__The exercise__:
What follows is a set of records, each of which is to be written out exactly.

__Records shown__:
------------------------------------------------------------------------

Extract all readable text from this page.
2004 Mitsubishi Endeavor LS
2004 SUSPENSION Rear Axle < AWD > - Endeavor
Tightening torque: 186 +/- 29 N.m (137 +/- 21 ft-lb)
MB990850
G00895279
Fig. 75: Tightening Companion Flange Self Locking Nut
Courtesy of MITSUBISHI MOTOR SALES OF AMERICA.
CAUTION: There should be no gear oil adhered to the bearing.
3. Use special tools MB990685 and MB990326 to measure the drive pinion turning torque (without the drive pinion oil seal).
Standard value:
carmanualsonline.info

------------------------------------------------------------------------

__Written solution__:
Extract all readable text from this page.
2004 Mitsubishi Endeavor LS
2004 SUSPENSION Rear Axle < AWD > - Endeavor
Tightening torque: 186 +/- 29 N.m (137 +/- 21 ft-lb)
MB990850
G00895279
Fig. 75: Tightening Companion Flange Self Locking Nut
Courtesy of MITSUBISHI MOTOR SALES OF AMERICA.
CAUTION: There should be no gear oil adhered to the bearing.
3. Use special tools MB990685 and MB990326 to measure the drive pinion turning torque (without the drive pinion oil seal).
Standard value:
carmanualsonline.info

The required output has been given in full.